Transcribe all of the data exactly. Omit the pictures.

BEGIN Records

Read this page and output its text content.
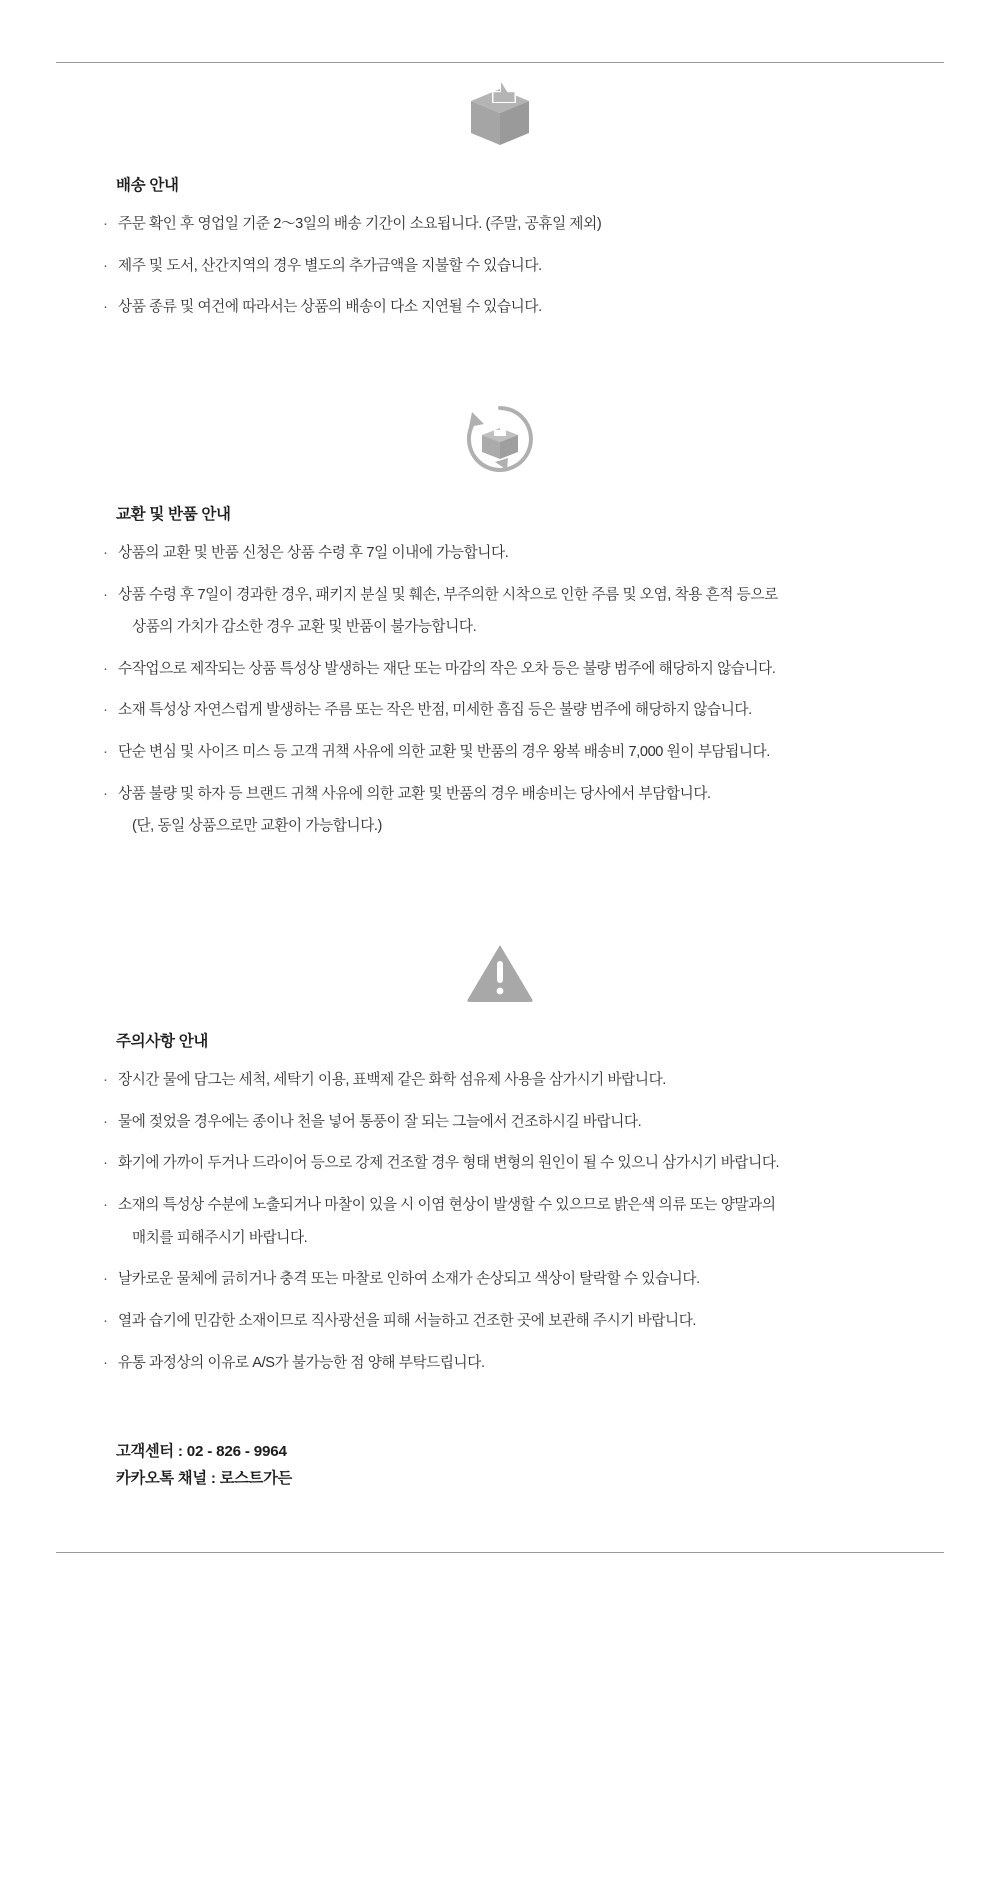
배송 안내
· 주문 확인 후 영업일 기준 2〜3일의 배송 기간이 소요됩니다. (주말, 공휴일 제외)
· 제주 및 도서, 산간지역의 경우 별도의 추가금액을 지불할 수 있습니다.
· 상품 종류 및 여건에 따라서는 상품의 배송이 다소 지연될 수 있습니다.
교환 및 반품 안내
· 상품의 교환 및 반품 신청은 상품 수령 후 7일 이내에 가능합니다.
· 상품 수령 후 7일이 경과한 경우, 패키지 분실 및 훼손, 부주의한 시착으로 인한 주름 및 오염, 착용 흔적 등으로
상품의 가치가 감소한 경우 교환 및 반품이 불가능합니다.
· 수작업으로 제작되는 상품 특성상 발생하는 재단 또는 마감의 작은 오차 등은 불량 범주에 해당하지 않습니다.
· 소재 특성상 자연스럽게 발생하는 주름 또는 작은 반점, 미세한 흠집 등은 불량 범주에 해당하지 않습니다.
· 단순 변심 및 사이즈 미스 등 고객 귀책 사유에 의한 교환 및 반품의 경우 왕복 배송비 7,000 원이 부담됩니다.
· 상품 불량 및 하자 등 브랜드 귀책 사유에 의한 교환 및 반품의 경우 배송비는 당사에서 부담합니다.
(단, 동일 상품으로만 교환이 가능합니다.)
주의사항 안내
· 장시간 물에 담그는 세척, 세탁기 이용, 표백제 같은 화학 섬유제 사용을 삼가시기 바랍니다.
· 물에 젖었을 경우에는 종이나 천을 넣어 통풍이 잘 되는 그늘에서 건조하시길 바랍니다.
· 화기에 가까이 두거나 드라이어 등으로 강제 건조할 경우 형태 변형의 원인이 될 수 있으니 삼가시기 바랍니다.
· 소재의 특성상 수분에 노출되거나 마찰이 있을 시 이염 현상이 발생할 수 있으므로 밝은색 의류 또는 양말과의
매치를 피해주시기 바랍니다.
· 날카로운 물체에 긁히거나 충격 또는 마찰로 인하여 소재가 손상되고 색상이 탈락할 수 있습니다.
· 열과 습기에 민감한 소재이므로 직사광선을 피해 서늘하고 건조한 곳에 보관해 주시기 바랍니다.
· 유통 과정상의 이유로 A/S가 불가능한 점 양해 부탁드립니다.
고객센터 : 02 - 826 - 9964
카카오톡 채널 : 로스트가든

END Records

=== Output below ===
Read this page and output its text content.
배송 안내
· 주문 확인 후 영업일 기준 2〜3일의 배송 기간이 소요됩니다. (주말, 공휴일 제외)
· 제주 및 도서, 산간지역의 경우 별도의 추가금액을 지불할 수 있습니다.
· 상품 종류 및 여건에 따라서는 상품의 배송이 다소 지연될 수 있습니다.
교환 및 반품 안내
· 상품의 교환 및 반품 신청은 상품 수령 후 7일 이내에 가능합니다.
· 상품 수령 후 7일이 경과한 경우, 패키지 분실 및 훼손, 부주의한 시착으로 인한 주름 및 오염, 착용 흔적 등으로
상품의 가치가 감소한 경우 교환 및 반품이 불가능합니다.
· 수작업으로 제작되는 상품 특성상 발생하는 재단 또는 마감의 작은 오차 등은 불량 범주에 해당하지 않습니다.
· 소재 특성상 자연스럽게 발생하는 주름 또는 작은 반점, 미세한 흠집 등은 불량 범주에 해당하지 않습니다.
· 단순 변심 및 사이즈 미스 등 고객 귀책 사유에 의한 교환 및 반품의 경우 왕복 배송비 7,000 원이 부담됩니다.
· 상품 불량 및 하자 등 브랜드 귀책 사유에 의한 교환 및 반품의 경우 배송비는 당사에서 부담합니다.
(단, 동일 상품으로만 교환이 가능합니다.)
주의사항 안내
· 장시간 물에 담그는 세척, 세탁기 이용, 표백제 같은 화학 섬유제 사용을 삼가시기 바랍니다.
· 물에 젖었을 경우에는 종이나 천을 넣어 통풍이 잘 되는 그늘에서 건조하시길 바랍니다.
· 화기에 가까이 두거나 드라이어 등으로 강제 건조할 경우 형태 변형의 원인이 될 수 있으니 삼가시기 바랍니다.
· 소재의 특성상 수분에 노출되거나 마찰이 있을 시 이염 현상이 발생할 수 있으므로 밝은색 의류 또는 양말과의
매치를 피해주시기 바랍니다.
· 날카로운 물체에 긁히거나 충격 또는 마찰로 인하여 소재가 손상되고 색상이 탈락할 수 있습니다.
· 열과 습기에 민감한 소재이므로 직사광선을 피해 서늘하고 건조한 곳에 보관해 주시기 바랍니다.
· 유통 과정상의 이유로 A/S가 불가능한 점 양해 부탁드립니다.
고객센터 : 02 - 826 - 9964
카카오톡 채널 : 로스트가든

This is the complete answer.